Given passage Block Start

It had a frame system used to implement a knowledge base that stored things like prototypical Person and Place and Date objects, and supported fuzzy comparisons. The so-called “IA” (“Intelligent Assistant”) subsytem used these frames so that it could guess things like the fact that when you write “Joe” you probably mean “Joseph Smith” or “Josephine Baker” from your address book. It was also used for the help system, so that it could guess that, for example, a sequence of actions was probably intended to establish a machine-to-machine connection and pop up information to help you do that, and for the event-handling system so that you could declaratively define new classes of high-level events and handlers for them.

Damn. And that's in 50-100 KLOC, too.

Posted by jjwiseman at October 18, 2004 09:33 PM
Comments

Where exactly do people see that "Booble" uses CL-HTTP? "cl-html-template" is the Debian package name for (cough) my HTML-TEMPLATE library. Not that I am affiliated with Booble, but credit where credit is due... :)

Posted by: Edi Weitz on October 18, 2004 10:35 PM

I'm sorry about that, Edi. I didn't even check, I just repeated what Rainer wrote--I know he's familiar with CL-HTTP, so I figured he was right.

Posted by: John Wiseman on October 18, 2004 10:57 PM

I think Edi is right. It probably is his library. Sorry about that. ;-)

Posted by: Rainer Joswig on October 18, 2004 11:34 PM

Maybe it's not GNU Debian but - GNU Lesbian http://www.lesbian.mine.nu/ ?

Posted by: Voblia on October 19, 2004 06:34 AM

Humm, the Booble link is not correct in post (it points to http://www.lemonodor.com/booble.com)... Is this to protect us people at work with lots of monitoring? :)

Posted by: John Blue on October 19, 2004 07:43 PM

Oops, sorry about that, John. Fixed.

Posted by: John Wiseman on October 19, 2004 08:01 PM

OK- first off, I'm kind of annoyed at the fellow who pointed out my meta tags on Ward's Wiki. In fact he'd never seen Ward's Wiki before I introduced him to it- same with lisp, though he has since become a pretty strong lisp programmer. I tossed the meta tags in for the hell of it, and I had no idea anyone would ever see them. Very confusing though- same IP for both of us.... I have a new IP now. I guess I should clear up some misconceptions there, and here.

Given passage Block End
Dataset records Block Start

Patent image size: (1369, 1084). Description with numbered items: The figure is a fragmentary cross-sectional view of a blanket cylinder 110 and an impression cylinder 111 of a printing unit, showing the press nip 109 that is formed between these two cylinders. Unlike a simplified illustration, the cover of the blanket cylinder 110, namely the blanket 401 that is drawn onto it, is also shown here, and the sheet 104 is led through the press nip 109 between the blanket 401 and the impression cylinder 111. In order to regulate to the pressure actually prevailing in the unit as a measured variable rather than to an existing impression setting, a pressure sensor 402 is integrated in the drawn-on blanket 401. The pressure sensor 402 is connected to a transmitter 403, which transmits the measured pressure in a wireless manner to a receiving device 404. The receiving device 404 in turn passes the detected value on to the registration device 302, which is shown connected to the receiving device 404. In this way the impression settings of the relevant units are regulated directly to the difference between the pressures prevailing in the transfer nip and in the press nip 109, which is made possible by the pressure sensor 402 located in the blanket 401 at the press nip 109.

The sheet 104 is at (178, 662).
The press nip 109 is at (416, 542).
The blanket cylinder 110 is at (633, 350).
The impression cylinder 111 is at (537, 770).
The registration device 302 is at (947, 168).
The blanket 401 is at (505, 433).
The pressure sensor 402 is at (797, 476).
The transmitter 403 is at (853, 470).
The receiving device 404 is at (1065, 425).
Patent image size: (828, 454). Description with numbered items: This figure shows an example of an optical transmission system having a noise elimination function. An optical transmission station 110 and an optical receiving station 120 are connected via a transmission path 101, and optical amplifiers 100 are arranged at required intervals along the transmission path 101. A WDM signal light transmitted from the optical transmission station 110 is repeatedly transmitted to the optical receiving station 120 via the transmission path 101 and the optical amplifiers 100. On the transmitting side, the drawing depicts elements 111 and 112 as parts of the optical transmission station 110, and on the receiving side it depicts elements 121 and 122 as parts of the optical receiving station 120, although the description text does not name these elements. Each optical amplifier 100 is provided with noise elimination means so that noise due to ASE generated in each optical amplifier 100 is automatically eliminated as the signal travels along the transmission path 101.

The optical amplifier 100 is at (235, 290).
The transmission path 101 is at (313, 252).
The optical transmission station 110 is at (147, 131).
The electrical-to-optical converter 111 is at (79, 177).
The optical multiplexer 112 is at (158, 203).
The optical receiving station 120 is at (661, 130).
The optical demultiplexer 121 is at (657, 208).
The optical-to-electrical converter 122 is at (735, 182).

Dataset records Block End

Your tasks:
a: Can you write out the part of the Lisp blog post starting with "I'm sorry about" and going on through "of monitoring? :)"?
b: Could you carry the Lisp blog post on from its last sentence?
The data has no connection to the Lisp blog post.

Results by task:
a:
I'm sorry about that, Edi. I didn't even check, I just repeated what Rainer wrote--I know he's familiar with CL-HTTP, so I figured he was right.

Posted by: John Wiseman on October 18, 2004 10:57 PM

I think Edi is right. It probably is his library. Sorry about that. ;-)

Posted by: Rainer Joswig on October 18, 2004 11:34 PM

Maybe it's not GNU Debian but - GNU Lesbian http://www.lesbian.mine.nu/ ?

Posted by: Voblia on October 19, 2004 06:34 AM

Humm, the Booble link is not correct in post (it points to http://www.lemonodor.com/booble.com)... Is this to protect us people at work with lots of monitoring? :)

b:
First off- the search is a perl app. Yes, it sucks, if you are thinking in terms of search- it is an index, with a search interface tacked on top. Oh yeah- that is all perl ;).

Before you decide that something works well, or that it works badly, you might want to consider that how well it works is mostly a matter of how well it works for the people who put it up. On that level it has been pretty successful: i.e. $$$

At any rate the money from booble might wind up funding a very serious publishing framework- the discussion is ongoing. If we go down that route I can promise that lisp will be used as the main language.

Luck to you all in introducing lisp into your workplace- I've been pretty successful :). Not successful enough to sign my name though...

Posted by: boobleman on November 8, 2004 07:29 AM

I should also add that what lisp is used for on booble is pretty simple- could have been done with any scripting language- but it is so clear in lisp- it is really so much nicer than it would have been in any other language... when you occasionally have to deal with 5 million visitors a day, that helps... wish I had written the whole damned thing in lisp from the get go....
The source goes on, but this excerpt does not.